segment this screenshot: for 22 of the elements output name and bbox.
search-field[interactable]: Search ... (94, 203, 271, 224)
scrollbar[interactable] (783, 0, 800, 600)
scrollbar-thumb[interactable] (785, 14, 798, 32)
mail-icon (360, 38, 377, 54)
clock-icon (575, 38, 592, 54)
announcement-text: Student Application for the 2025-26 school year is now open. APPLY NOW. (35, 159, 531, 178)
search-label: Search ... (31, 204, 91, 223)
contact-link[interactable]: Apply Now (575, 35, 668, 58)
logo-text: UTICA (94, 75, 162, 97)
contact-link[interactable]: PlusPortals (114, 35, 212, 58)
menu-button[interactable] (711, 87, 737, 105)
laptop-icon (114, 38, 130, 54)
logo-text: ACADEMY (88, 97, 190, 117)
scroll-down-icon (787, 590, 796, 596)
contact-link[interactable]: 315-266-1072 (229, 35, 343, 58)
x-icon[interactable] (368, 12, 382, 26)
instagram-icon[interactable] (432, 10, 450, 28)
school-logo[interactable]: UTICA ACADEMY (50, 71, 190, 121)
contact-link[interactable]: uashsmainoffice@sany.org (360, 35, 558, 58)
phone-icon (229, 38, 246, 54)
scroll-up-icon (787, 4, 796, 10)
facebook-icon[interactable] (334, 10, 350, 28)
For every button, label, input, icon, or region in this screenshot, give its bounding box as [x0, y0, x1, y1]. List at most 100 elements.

━━━━━━

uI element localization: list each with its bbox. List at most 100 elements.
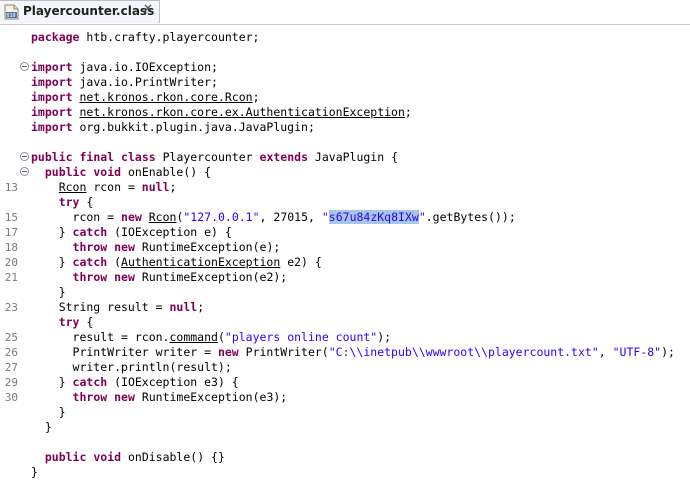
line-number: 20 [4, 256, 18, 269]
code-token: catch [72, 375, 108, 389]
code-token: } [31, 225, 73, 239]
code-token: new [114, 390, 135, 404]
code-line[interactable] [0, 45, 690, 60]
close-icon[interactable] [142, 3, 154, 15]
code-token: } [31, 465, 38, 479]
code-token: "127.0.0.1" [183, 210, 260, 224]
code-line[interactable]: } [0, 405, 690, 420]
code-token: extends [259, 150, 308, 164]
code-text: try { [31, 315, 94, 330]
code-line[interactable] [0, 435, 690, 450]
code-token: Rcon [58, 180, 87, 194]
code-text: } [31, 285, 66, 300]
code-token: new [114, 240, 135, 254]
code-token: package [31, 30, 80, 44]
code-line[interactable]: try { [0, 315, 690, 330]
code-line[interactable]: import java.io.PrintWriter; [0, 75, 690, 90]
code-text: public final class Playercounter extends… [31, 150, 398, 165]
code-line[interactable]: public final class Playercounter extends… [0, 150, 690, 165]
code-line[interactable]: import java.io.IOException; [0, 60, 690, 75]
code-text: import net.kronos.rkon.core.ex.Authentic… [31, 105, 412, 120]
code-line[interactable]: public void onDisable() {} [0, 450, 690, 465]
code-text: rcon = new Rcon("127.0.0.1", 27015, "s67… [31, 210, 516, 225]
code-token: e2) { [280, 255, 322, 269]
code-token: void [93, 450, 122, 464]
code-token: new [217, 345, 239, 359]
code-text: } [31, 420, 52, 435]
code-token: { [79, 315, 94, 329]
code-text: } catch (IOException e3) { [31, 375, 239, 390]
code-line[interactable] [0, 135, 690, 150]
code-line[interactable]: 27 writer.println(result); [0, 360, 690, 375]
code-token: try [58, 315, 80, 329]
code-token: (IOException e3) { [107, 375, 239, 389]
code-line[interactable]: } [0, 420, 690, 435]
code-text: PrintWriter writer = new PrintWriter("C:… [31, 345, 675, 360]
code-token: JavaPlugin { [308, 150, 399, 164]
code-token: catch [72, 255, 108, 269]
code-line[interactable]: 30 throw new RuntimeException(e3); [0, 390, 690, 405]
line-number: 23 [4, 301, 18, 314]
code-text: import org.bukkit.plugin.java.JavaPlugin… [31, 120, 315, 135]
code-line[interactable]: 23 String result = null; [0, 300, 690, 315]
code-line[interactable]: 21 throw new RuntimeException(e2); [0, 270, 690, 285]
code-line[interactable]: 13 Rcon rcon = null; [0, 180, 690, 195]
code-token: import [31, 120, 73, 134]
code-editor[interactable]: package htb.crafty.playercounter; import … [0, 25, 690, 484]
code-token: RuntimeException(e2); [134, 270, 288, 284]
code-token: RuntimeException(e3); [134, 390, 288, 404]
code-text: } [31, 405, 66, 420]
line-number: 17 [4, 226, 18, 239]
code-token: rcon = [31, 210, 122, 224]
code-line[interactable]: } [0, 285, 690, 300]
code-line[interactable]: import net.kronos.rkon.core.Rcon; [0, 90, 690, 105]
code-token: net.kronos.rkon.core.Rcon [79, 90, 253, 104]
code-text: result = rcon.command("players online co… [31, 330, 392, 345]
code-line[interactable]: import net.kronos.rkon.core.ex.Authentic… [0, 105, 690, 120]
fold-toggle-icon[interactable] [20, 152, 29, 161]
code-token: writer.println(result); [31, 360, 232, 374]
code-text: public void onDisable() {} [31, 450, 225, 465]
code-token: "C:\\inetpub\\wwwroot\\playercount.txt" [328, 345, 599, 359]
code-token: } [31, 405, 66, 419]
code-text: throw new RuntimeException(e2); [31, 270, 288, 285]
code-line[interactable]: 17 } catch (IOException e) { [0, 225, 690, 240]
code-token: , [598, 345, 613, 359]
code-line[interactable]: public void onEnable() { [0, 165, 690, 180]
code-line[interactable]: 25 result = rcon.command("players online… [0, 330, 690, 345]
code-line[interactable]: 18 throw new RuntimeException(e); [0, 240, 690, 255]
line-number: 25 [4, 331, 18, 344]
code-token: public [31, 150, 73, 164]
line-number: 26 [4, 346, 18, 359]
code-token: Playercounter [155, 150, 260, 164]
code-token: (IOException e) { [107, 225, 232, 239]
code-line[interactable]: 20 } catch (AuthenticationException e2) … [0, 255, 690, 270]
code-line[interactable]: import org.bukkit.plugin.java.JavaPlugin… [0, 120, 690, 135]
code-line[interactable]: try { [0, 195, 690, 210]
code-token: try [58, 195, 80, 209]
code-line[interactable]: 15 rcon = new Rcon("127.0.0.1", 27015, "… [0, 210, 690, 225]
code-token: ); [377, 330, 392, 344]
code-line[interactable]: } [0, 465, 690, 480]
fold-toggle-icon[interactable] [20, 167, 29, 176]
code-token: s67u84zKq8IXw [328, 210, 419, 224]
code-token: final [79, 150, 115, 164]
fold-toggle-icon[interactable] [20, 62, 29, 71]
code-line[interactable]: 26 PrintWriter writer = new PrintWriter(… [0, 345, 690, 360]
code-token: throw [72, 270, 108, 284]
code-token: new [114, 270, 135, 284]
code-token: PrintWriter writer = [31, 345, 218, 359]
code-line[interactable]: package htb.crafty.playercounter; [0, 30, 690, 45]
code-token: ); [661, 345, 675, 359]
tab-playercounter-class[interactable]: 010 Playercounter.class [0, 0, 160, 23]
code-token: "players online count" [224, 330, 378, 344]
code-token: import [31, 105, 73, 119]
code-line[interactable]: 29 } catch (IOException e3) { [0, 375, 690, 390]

━━━━━━

_Goal_
Reproduce the lines from the one containing "segment this screenshot: for" through the one containing "clock-icon (575, 38, 592, 54)", inclusive, with "output" changed to "give" and nothing else altered.

_The result_
segment this screenshot: for 22 of the elements give name and bbox.
search-field[interactable]: Search ... (94, 203, 271, 224)
scrollbar[interactable] (783, 0, 800, 600)
scrollbar-thumb[interactable] (785, 14, 798, 32)
mail-icon (360, 38, 377, 54)
clock-icon (575, 38, 592, 54)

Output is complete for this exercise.